Halimi Zuhdy Ls
Pada edisi 15, sajak Ridwan yang berjudul “cintaku Buat Yang Satu” membuatku tertarik untuk mengomentarinya, akrena ia memiliki ciri khas dan karekristik tersendiri.
Jika kita yakini sajak sebagai bentuk intensifikasi dan konsentrasi pernyataan kesan, pada sajak Ridwan hal ini kita temukan, sajaknya menunjukkan adanya pertautan dalam yang erat untuk mendukung makna. Internal coherence-nya terjaga dengan baik. Irama larik-larik sajaknya sederhana, tetapi mampu mendukung makan melalui bangunan citra yang tanmpak menunjuk berbagai rasa dan prasaan.
Ridwan memang kurang cermat dalam pemilihan kata-kata, misalnya ia tidak terlalu memperhitungkan panjang pendeknya kata, jumlah suku kata, sehingga ia terkesan hanya sebagai ungkapan rasa tanpa memilih kata yang indah (melodius), namun ia mampu menyampaikan makna dengan lugas.

_ _ _ _ _ _ _

Daftar Tugas>
- a) Jawab pertanyaan berikut berdasarkan ulasan sajak Ridwan di atas.
(i) Pada edisi berapa sajak Ridwan yang dibahas dimuat?
(ii) Apa judul sajak Ridwan tersebut?
(iii) Dalam hal apa Ridwan dinilai kurang cermat?
- b) Tuliskan kembali bagian ulasan sajak Ridwan yang dimulai dari "Halimi Zuhdy Ls" dan berakhir pada "dan karekristik tersendiri." tanpa mengubah apa pun.
- c) Lanjutkan ulasan sajak Ridwan, mulai setelah kalimat terakhirnya.

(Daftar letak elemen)
_ _ _ _ _ _ _

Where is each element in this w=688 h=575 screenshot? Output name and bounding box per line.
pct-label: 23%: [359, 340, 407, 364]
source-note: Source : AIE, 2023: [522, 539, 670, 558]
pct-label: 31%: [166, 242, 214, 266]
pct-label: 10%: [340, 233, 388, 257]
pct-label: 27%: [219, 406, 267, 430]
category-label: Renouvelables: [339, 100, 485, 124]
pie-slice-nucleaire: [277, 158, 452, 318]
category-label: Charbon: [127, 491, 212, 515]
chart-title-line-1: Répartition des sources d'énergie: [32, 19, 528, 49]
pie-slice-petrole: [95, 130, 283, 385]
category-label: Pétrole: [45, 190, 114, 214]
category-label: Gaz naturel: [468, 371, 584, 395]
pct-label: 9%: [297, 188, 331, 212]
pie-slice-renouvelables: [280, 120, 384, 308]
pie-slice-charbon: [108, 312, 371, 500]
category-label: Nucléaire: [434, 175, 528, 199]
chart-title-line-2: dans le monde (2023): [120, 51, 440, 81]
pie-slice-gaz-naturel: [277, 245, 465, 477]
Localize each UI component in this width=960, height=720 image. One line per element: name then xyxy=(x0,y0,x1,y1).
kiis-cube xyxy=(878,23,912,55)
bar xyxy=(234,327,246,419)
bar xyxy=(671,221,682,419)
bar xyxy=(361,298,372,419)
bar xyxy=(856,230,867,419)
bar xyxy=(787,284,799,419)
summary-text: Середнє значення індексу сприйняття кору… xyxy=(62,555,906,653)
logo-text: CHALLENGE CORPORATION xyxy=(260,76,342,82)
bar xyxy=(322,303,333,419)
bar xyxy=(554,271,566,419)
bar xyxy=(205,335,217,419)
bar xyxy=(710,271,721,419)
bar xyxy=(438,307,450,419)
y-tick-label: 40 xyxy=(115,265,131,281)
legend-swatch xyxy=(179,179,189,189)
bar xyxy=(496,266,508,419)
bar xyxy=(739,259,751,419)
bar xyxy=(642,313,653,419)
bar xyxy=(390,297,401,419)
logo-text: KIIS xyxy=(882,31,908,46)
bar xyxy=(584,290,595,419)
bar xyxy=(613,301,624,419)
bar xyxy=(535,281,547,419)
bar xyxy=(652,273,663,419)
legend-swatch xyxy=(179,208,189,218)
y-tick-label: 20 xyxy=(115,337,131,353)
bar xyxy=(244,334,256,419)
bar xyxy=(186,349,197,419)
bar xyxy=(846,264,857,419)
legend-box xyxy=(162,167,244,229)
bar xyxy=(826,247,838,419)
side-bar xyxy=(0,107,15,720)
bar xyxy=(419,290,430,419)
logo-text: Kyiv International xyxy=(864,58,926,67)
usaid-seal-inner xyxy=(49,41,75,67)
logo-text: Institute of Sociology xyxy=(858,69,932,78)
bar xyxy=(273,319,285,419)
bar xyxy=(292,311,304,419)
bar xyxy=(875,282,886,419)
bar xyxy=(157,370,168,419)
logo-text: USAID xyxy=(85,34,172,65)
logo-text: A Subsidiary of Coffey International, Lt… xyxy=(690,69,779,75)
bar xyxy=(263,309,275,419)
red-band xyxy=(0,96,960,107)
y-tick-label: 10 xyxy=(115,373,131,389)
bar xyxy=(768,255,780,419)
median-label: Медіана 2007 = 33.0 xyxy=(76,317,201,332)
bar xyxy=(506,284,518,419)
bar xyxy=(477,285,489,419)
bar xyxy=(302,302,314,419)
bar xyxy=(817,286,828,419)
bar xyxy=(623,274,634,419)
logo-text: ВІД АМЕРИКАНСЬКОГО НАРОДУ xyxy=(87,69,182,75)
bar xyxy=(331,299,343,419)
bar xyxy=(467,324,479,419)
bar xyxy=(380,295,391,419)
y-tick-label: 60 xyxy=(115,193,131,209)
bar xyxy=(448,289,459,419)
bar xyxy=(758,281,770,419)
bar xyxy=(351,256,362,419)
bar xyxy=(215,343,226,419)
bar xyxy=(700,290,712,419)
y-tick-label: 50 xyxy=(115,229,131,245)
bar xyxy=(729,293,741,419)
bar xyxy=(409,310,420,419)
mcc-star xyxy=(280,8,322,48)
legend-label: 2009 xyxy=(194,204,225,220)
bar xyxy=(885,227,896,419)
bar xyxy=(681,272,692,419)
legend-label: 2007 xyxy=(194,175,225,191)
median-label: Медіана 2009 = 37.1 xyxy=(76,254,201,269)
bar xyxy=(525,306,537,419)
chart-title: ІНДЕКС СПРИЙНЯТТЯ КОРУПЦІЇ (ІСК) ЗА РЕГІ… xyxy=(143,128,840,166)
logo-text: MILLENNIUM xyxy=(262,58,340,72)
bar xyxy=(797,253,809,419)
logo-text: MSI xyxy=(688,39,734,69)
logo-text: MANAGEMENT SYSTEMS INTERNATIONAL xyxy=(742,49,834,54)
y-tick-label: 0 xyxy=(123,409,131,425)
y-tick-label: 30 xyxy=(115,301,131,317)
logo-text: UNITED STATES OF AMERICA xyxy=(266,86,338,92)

_ _ _ _ _ _ _

Jawaban>
- a)
(i) Edisi 15.
(ii) “cintaku Buat Yang Satu”.
(iii) Dalam pemilihan kata-kata.

- b)
Halimi Zuhdy Ls
Pada edisi 15, sajak Ridwan yang berjudul “cintaku Buat Yang Satu” membuatku tertarik untuk mengomentarinya, akrena ia memiliki ciri khas dan karekristik tersendiri.

- c)
Kesederhanaan sajak ini dapat kita lihat, misalnya dalam mengungkapkan mempertanyakan tentang apa yang ia saksikan sehari-hari; adakah yang membasahi pipimu selain doamu/adakah ucapanmu selain doamu/adakah terjagamu selain tahajjudmu/adakah laparmu selain puasamu/apakah kau lakukan demi aku/ dan pertanyaan lain pada baik berikutnya/bagaimana nasibku/siapakah kamu/dimana kamu/akan kemana aku/beruntungkah aku; kalau kita baca sepintas tidak ada yang istimewa dalam sajaknya, tapi ketika kita baca secra utuh maka di sana kita temukaan makna yang cukup dalam ungkapan yang benar-benar tulus tentang hakekat cinta pada-Nya, dan cinta kepada makhluk hanya jalan menemui-Nya; seandainya hari belum petang/kan kubawa kau jalan-jalan/memenuhi rukun Islam/sebagai ujud rasa cintaku/sekaligus penghormatan imanmu/serta penebusan dosa-dosaku.
Kata yang biasa, menjadi luar biasa karena imaji yang dibangun oleh Ridwa menjadi satu kesatuan yang utuh, dan ditinjau dari pemilihan kata-katanya, sajak Ridwan hadir dengan semangat bersahaja. Akan tetapi di balik kebersahajaannya, terbayang makna yang jelas, yang agak mewakili sosok kepenyairan Ridwa, dalam sebuah bangunan karya estetis yang koheren.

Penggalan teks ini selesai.